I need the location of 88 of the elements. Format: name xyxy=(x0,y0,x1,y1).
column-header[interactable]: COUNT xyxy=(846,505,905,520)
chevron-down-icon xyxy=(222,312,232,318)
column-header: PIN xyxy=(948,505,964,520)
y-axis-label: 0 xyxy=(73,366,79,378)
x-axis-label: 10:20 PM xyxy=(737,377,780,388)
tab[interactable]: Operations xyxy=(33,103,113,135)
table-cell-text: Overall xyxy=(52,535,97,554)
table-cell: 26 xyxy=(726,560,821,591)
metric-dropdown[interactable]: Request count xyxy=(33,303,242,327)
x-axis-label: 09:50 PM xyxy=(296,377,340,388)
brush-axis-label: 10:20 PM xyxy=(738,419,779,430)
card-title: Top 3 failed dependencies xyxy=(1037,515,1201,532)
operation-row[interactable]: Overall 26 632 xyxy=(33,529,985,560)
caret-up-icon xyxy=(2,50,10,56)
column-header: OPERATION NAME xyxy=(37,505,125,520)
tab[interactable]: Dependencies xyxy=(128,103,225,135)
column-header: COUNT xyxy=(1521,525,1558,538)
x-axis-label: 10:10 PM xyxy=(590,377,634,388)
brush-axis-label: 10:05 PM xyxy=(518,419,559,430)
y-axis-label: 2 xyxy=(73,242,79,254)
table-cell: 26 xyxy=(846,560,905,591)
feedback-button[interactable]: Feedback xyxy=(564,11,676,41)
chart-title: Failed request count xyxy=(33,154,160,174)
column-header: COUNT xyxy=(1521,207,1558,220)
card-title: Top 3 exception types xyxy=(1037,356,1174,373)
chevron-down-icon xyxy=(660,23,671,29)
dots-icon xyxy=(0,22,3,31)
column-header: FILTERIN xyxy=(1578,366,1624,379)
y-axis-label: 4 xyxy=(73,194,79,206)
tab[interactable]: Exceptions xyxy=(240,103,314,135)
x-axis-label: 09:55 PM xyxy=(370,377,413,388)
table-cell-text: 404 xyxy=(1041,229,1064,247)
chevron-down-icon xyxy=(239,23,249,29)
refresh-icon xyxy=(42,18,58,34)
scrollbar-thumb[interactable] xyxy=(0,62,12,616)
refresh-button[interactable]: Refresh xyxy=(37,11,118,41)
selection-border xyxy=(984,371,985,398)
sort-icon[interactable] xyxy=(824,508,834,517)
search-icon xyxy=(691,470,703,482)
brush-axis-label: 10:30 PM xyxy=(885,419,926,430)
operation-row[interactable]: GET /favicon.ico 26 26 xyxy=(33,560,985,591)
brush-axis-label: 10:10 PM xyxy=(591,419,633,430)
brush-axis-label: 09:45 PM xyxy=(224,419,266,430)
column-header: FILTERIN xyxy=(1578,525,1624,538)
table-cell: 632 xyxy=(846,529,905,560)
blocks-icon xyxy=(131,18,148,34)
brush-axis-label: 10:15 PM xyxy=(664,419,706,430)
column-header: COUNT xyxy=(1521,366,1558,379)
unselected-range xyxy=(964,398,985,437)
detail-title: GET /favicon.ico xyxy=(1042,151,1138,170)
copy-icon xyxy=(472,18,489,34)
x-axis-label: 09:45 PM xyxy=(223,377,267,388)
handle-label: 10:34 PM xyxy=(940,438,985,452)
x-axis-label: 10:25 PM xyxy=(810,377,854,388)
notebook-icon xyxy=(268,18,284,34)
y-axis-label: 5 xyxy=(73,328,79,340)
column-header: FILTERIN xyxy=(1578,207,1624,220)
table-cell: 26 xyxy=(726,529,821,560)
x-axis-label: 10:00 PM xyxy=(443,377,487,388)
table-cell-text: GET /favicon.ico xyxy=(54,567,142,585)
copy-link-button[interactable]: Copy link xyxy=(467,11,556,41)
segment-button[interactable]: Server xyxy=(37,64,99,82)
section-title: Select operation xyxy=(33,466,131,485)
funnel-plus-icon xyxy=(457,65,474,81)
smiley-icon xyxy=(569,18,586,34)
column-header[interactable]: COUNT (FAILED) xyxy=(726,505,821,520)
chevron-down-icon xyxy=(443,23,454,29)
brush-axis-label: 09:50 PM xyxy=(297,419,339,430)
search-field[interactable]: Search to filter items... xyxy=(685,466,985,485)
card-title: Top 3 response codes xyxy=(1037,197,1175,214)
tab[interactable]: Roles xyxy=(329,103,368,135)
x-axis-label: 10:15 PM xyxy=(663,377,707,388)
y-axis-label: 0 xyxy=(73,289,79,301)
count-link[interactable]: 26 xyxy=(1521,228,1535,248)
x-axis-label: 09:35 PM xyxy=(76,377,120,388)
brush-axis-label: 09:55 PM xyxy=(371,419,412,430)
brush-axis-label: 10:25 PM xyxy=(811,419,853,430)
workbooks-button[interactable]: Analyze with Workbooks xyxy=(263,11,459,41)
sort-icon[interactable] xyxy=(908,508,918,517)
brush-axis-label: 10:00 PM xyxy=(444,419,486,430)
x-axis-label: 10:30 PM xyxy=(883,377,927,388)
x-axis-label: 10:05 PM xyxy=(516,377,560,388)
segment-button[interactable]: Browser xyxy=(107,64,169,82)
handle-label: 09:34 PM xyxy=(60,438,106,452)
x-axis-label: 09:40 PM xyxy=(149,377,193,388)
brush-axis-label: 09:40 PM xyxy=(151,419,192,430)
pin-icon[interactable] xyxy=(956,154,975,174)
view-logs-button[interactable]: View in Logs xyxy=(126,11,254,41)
◇ ◇ ◇
Görev Talimatları
Yukarıdaki kayıtlarda "chevron" dizesini içeren kaç satır olduğunu lütfen belirtin; büyük-küçük harf ayrımı dikkate alınmalıdır. Yanıt olarak yalnızca sayıyı yazın.

Görevin Çözümü
4